◆ EXERCISE REQUIREMENTS
Reproduce each line exactly.

◆ SOURCE RECORDS
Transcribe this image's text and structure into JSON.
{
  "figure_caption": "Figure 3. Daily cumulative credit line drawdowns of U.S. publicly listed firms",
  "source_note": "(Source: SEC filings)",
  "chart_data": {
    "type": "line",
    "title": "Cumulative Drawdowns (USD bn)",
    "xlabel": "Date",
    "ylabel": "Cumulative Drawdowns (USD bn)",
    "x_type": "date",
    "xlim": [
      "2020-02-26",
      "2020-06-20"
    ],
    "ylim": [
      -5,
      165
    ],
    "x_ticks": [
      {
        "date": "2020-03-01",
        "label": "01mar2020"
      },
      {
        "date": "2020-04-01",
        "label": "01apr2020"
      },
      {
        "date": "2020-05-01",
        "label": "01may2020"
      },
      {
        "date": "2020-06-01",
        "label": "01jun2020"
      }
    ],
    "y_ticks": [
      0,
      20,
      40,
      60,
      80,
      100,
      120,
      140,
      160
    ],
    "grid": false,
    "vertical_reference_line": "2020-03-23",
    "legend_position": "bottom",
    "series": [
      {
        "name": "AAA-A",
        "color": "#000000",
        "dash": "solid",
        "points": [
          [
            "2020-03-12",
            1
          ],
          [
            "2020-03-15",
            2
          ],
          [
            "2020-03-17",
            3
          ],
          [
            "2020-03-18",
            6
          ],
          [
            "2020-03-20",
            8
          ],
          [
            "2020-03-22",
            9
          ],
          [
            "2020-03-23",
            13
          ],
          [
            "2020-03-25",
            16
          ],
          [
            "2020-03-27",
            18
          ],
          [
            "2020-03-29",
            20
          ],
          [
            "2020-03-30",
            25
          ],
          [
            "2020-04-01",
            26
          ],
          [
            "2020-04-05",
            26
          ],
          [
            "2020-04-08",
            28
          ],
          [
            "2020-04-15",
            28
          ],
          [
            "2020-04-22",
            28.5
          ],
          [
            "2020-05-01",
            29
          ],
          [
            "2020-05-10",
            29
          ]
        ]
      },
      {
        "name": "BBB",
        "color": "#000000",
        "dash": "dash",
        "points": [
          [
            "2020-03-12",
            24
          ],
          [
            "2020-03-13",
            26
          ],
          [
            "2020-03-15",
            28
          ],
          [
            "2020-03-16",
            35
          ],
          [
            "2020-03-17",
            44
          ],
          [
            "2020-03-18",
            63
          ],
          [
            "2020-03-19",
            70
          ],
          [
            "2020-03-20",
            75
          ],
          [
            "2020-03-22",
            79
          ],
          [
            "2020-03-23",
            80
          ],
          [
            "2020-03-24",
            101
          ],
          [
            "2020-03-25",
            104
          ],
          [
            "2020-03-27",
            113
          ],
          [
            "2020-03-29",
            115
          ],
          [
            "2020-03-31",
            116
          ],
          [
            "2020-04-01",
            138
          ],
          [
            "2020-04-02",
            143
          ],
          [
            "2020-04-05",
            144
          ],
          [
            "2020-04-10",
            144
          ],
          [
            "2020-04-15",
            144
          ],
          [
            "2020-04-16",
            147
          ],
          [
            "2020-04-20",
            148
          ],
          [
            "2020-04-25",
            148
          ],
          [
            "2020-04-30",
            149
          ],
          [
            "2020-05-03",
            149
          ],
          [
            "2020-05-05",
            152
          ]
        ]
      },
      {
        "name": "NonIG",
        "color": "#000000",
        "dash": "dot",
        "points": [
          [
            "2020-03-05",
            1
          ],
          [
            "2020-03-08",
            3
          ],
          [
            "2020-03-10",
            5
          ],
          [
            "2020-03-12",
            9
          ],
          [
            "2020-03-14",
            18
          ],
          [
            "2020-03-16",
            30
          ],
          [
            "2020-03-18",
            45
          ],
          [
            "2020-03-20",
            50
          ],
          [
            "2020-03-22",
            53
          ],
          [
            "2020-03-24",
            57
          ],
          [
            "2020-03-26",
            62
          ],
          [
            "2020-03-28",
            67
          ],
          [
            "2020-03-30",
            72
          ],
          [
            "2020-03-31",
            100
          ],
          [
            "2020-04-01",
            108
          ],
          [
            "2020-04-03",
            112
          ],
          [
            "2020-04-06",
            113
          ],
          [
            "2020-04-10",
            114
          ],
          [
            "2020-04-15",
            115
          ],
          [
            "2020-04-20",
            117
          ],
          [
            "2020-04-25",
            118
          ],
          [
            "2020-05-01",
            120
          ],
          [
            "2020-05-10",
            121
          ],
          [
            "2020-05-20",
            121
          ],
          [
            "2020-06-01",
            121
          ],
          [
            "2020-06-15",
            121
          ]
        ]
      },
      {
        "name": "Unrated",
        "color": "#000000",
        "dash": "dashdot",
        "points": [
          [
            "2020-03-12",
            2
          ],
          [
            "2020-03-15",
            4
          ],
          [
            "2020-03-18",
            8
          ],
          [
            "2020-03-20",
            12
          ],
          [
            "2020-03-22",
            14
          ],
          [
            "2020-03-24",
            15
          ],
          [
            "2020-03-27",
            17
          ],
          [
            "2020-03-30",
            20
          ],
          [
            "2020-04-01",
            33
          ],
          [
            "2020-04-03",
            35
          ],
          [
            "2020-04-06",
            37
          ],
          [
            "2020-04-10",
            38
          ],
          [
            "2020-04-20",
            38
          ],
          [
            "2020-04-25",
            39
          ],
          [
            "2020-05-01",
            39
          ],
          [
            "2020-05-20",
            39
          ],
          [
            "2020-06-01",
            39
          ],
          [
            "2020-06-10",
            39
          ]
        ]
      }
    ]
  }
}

◆ TASK RESPONSE
Transcribe this image's text and structure into JSON.
{
  "figure_caption": "Figure 3. Daily cumulative credit line drawdowns of U.S. publicly listed firms",
  "source_note": "(Source: SEC filings)",
  "chart_data": {
    "type": "line",
    "title": "Cumulative Drawdowns (USD bn)",
    "xlabel": "Date",
    "ylabel": "Cumulative Drawdowns (USD bn)",
    "x_type": "date",
    "xlim": [
      "2020-02-26",
      "2020-06-20"
    ],
    "ylim": [
      -5,
      165
    ],
    "x_ticks": [
      {
        "date": "2020-03-01",
        "label": "01mar2020"
      },
      {
        "date": "2020-04-01",
        "label": "01apr2020"
      },
      {
        "date": "2020-05-01",
        "label": "01may2020"
      },
      {
        "date": "2020-06-01",
        "label": "01jun2020"
      }
    ],
    "y_ticks": [
      0,
      20,
      40,
      60,
      80,
      100,
      120,
      140,
      160
    ],
    "grid": false,
    "vertical_reference_line": "2020-03-23",
    "legend_position": "bottom",
    "series": [
      {
        "name": "AAA-A",
        "color": "#000000",
        "dash": "solid",
        "points": [
          [
            "2020-03-12",
            1
          ],
          [
            "2020-03-15",
            2
          ],
          [
            "2020-03-17",
            3
          ],
          [
            "2020-03-18",
            6
          ],
          [
            "2020-03-20",
            8
          ],
          [
            "2020-03-22",
            9
          ],
          [
            "2020-03-23",
            13
          ],
          [
            "2020-03-25",
            16
          ],
          [
            "2020-03-27",
            18
          ],
          [
            "2020-03-29",
            20
          ],
          [
            "2020-03-30",
            25
          ],
          [
            "2020-04-01",
            26
          ],
          [
            "2020-04-05",
            26
          ],
          [
            "2020-04-08",
            28
          ],
          [
            "2020-04-15",
            28
          ],
          [
            "2020-04-22",
            28.5
          ],
          [
            "2020-05-01",
            29
          ],
          [
            "2020-05-10",
            29
          ]
        ]
      },
      {
        "name": "BBB",
        "color": "#000000",
        "dash": "dash",
        "points": [
          [
            "2020-03-12",
            24
          ],
          [
            "2020-03-13",
            26
          ],
          [
            "2020-03-15",
            28
          ],
          [
            "2020-03-16",
            35
          ],
          [
            "2020-03-17",
            44
          ],
          [
            "2020-03-18",
            63
          ],
          [
            "2020-03-19",
            70
          ],
          [
            "2020-03-20",
            75
          ],
          [
            "2020-03-22",
            79
          ],
          [
            "2020-03-23",
            80
          ],
          [
            "2020-03-24",
            101
          ],
          [
            "2020-03-25",
            104
          ],
          [
            "2020-03-27",
            113
          ],
          [
            "2020-03-29",
            115
          ],
          [
            "2020-03-31",
            116
          ],
          [
            "2020-04-01",
            138
          ],
          [
            "2020-04-02",
            143
          ],
          [
            "2020-04-05",
            144
          ],
          [
            "2020-04-10",
            144
          ],
          [
            "2020-04-15",
            144
          ],
          [
            "2020-04-16",
            147
          ],
          [
            "2020-04-20",
            148
          ],
          [
            "2020-04-25",
            148
          ],
          [
            "2020-04-30",
            149
          ],
          [
            "2020-05-03",
            149
          ],
          [
            "2020-05-05",
            152
          ]
        ]
      },
      {
        "name": "NonIG",
        "color": "#000000",
        "dash": "dot",
        "points": [
          [
            "2020-03-05",
            1
          ],
          [
            "2020-03-08",
            3
          ],
          [
            "2020-03-10",
            5
          ],
          [
            "2020-03-12",
            9
          ],
          [
            "2020-03-14",
            18
          ],
          [
            "2020-03-16",
            30
          ],
          [
            "2020-03-18",
            45
          ],
          [
            "2020-03-20",
            50
          ],
          [
            "2020-03-22",
            53
          ],
          [
            "2020-03-24",
            57
          ],
          [
            "2020-03-26",
            62
          ],
          [
            "2020-03-28",
            67
          ],
          [
            "2020-03-30",
            72
          ],
          [
            "2020-03-31",
            100
          ],
          [
            "2020-04-01",
            108
          ],
          [
            "2020-04-03",
            112
          ],
          [
            "2020-04-06",
            113
          ],
          [
            "2020-04-10",
            114
          ],
          [
            "2020-04-15",
            115
          ],
          [
            "2020-04-20",
            117
          ],
          [
            "2020-04-25",
            118
          ],
          [
            "2020-05-01",
            120
          ],
          [
            "2020-05-10",
            121
          ],
          [
            "2020-05-20",
            121
          ],
          [
            "2020-06-01",
            121
          ],
          [
            "2020-06-15",
            121
          ]
        ]
      },
      {
        "name": "Unrated",
        "color": "#000000",
        "dash": "dashdot",
        "points": [
          [
            "2020-03-12",
            2
          ],
          [
            "2020-03-15",
            4
          ],
          [
            "2020-03-18",
            8
          ],
          [
            "2020-03-20",
            12
          ],
          [
            "2020-03-22",
            14
          ],
          [
            "2020-03-24",
            15
          ],
          [
            "2020-03-27",
            17
          ],
          [
            "2020-03-30",
            20
          ],
          [
            "2020-04-01",
            33
          ],
          [
            "2020-04-03",
            35
          ],
          [
            "2020-04-06",
            37
          ],
          [
            "2020-04-10",
            38
          ],
          [
            "2020-04-20",
            38
          ],
          [
            "2020-04-25",
            39
          ],
          [
            "2020-05-01",
            39
          ],
          [
            "2020-05-20",
            39
          ],
          [
            "2020-06-01",
            39
          ],
          [
            "2020-06-10",
            39
          ]
        ]
      }
    ]
  }
}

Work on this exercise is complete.